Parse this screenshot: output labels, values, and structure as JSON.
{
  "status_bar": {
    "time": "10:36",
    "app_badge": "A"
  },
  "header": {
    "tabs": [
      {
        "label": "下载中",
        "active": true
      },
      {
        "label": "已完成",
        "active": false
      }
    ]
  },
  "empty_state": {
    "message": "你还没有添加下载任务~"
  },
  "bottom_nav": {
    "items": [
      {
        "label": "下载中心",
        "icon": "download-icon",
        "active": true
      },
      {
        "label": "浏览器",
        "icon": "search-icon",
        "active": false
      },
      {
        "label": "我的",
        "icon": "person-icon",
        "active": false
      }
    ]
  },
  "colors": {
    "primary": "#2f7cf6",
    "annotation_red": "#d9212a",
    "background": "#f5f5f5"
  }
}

> **WHAT IS ASKED**
Among the lines of the records above, count those holding the string "icon", and report only the number.

> **COMPLETE ANSWER**
3